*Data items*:
════════════════

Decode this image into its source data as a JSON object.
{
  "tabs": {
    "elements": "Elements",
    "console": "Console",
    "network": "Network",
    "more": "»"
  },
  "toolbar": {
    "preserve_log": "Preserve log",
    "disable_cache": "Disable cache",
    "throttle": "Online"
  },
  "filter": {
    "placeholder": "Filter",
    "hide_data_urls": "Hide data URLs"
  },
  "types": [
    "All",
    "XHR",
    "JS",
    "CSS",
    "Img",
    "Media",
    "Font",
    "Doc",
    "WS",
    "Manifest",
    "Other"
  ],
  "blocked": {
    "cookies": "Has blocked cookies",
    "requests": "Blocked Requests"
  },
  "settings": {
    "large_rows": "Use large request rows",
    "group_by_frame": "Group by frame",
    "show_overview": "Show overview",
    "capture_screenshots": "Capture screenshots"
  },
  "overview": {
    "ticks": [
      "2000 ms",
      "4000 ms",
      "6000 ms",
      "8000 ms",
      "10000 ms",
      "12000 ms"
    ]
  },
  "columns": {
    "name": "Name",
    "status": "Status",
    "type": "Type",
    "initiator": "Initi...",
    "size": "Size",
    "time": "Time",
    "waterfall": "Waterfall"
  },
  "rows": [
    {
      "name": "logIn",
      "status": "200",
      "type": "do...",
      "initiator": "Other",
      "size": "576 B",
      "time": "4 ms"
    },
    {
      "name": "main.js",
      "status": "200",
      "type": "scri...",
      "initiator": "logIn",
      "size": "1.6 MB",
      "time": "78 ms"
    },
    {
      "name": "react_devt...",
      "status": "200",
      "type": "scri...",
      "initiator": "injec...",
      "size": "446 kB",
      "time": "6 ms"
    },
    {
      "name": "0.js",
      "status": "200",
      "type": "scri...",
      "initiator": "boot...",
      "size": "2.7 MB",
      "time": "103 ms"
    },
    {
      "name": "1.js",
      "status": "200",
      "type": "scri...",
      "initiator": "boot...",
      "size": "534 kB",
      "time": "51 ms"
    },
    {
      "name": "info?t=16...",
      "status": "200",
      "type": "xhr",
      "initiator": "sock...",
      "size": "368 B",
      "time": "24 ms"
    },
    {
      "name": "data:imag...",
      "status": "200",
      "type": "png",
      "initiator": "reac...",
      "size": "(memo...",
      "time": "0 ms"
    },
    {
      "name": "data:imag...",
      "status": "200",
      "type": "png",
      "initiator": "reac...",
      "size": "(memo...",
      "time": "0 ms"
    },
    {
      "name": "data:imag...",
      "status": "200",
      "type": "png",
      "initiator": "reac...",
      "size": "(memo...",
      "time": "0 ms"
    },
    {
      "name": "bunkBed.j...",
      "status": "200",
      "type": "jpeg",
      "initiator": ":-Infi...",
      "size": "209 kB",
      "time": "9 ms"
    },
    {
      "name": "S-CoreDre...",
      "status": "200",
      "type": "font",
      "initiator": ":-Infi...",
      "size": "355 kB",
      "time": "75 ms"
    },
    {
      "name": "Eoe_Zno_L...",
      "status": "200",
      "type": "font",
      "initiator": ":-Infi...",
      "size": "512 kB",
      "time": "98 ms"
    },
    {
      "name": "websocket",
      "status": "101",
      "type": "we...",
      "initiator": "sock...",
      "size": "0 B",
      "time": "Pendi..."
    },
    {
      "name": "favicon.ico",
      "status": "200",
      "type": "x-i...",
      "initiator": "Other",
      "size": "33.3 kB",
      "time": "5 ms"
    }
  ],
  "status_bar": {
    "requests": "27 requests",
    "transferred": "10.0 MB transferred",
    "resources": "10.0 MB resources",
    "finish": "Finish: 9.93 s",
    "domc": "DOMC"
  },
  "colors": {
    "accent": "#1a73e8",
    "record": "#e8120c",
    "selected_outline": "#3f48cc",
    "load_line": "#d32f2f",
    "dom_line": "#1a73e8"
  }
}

════════════════

*WRITTEN PROBLEM*:
In the listing above, find the lines holding the word "requests" and copy them.

*EXERCISE RESULT*:
    "requests": "Blocked Requests"
    "requests": "27 requests",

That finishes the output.